=== Text extract ===
☆ ☆ ☆ ☆

Each method of adjustment trial commenced with a beep. Then, participants viewed a reference face and a beginning comparison face. Participants panned through the continuum of 51 center-compressed and center-expanded comparison faces using a mouse and viewed each comparison face one at a time. The just-noticeably compressed and just-noticeably expanded faces were selected with a click of a mouse button. The next trial began automatically. No feedback was provided.

In the staircase procedure, each trial commenced with a beep. Then, participants viewed a reference face and a comparison face. Participants pressed the left arrow key on the keyboard if the comparison face appeared more compressed and the right arrow key if the comparison face appeared more expanded. The next trial began automatically. No feedback was provided.

Data analysis

Using the data from the method of adjustment, thresholds were obtained by taking the number of distortion steps between just-noticeably compressed (JNC) selections and the just-noticeably expanded (JNE) selections and dividing it by 2. Thus, thresholds represented the shift in distortion steps necessary to perceive a difference between the point of subjective equality for the reference face and the comparison face, regardless of direction (i.e. compression or expansion). This was computed separately for each participant, each face type, and each reference face. Every four distortion steps roughly equaled one pixel of displacement. Distortion thresholds were tested for significance using a 3 × 5 within-subjects ANOVA with face type and reference face as repeated measures variables in SPSS 11.0.1.

Thresholds for the staircase data were determined for each reference face by fitting the proportion of compressed and expanded responses for each participant and each reference to a logistic function. Psychometric functions were fitted using psignifit version 2.5.6 (see http://bootstrap-software.org/psignifit/), a software package which implements the maximum-likelihood method described by Wichmann and Hill (2001) and runs in Matlab 7.1. These thresholds represented the amount of displacement necessary to perceive a difference regardless of direction. The staircase thresholds were compared to the discrimination thresholds using a paired t test for each reference face in SPSS 11.0.1.

☆ ☆ ☆ ☆

=== Data rows ===
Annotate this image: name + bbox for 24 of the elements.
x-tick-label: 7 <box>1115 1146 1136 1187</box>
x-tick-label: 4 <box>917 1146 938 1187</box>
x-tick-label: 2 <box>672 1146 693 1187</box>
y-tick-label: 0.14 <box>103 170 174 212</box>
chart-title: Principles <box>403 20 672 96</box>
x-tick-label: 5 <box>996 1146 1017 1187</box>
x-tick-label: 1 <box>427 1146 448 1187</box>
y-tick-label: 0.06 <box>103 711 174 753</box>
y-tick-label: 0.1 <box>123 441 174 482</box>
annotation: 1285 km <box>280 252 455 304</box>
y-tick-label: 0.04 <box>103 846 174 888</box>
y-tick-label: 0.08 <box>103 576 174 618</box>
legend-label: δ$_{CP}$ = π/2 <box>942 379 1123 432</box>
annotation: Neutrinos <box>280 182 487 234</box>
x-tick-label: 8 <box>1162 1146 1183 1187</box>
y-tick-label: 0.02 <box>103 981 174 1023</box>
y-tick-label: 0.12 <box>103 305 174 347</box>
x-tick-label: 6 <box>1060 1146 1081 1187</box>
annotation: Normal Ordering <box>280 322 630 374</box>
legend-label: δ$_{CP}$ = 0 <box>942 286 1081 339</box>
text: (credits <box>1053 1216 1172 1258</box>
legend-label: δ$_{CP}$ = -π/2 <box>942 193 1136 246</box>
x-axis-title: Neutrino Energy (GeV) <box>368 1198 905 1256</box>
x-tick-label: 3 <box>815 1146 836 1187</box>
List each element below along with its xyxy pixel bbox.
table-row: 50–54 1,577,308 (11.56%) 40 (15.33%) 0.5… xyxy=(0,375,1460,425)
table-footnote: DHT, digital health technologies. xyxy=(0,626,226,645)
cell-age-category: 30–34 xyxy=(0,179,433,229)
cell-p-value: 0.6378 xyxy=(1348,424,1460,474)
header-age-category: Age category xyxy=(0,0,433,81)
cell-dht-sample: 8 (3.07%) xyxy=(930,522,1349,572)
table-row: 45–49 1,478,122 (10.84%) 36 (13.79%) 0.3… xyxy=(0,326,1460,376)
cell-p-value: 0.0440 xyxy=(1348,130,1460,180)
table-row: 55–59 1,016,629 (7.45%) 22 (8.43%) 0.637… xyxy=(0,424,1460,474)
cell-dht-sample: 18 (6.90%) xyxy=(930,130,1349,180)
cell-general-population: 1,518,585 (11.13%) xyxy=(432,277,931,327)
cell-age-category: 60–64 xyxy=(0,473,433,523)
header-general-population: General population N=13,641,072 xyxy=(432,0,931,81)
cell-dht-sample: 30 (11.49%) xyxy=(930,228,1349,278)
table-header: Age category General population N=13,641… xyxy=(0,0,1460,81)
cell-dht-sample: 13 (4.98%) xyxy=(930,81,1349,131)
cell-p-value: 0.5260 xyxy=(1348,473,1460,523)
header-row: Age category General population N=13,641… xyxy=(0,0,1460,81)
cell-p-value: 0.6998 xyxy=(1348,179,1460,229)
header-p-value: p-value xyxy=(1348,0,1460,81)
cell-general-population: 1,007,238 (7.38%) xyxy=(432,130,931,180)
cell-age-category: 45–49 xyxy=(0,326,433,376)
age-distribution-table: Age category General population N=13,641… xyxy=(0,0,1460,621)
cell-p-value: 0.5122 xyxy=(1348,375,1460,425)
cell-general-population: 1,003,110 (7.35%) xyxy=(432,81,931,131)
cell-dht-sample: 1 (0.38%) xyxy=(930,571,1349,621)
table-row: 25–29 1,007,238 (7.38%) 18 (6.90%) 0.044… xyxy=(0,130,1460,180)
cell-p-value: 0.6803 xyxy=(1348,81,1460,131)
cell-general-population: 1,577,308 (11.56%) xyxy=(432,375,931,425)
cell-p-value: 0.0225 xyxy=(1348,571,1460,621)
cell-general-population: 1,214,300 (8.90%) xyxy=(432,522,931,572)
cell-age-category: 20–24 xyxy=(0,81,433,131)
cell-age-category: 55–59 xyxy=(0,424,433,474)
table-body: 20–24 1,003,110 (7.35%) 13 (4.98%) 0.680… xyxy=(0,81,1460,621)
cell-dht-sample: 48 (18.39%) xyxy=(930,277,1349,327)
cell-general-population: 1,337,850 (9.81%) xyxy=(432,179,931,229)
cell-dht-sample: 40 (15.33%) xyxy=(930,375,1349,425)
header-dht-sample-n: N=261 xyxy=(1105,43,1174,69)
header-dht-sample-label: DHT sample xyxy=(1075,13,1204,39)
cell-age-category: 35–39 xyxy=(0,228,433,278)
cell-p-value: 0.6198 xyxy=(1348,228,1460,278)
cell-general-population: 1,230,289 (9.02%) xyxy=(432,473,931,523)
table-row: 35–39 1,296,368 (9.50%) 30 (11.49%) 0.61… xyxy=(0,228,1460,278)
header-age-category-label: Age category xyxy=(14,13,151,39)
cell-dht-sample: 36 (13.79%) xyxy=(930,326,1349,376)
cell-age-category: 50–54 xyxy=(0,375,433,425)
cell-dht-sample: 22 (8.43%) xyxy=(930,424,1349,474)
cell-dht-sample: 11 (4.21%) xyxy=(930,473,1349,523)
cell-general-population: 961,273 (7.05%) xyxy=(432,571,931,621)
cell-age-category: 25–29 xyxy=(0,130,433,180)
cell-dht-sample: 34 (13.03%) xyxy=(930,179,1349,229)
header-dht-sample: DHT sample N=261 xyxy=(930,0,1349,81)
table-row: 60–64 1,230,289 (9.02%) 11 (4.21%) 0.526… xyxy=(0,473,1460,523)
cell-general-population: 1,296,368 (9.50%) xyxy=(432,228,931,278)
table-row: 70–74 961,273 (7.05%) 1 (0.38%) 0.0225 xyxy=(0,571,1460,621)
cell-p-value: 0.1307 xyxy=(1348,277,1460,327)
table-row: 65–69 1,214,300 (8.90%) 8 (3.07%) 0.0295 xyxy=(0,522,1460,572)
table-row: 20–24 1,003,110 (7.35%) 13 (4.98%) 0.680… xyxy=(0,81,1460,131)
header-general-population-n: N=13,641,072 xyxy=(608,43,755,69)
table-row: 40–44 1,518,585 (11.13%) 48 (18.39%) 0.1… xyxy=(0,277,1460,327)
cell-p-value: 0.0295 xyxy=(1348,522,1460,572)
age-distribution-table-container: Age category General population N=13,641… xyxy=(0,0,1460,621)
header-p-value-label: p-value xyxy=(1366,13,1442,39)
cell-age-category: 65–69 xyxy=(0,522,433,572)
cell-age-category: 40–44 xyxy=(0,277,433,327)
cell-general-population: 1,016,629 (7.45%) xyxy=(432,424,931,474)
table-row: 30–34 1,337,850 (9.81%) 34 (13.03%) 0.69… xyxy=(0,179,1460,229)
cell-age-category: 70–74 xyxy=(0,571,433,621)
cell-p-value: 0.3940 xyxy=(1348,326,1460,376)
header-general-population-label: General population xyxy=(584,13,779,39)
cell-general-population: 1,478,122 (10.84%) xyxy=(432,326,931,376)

☆ ☆ ☆ ☆

=== Work to complete ===
Answer these questions from the passage on face distortion thresholds:
(a) How many comparison faces made up the continuum in the method of adjustment?
(b) In the staircase procedure, which key did participants press when the comparison face appeared more expanded?
(c) Which software package fitted the psychometric functions to the staircase data?
The records have no connection to the text about face distortion thresholds.

=== Task response ===
(a) 51 center-compressed and center-expanded comparison faces.
(b) The right arrow key on the keyboard.
(c) psignifit version 2.5.6.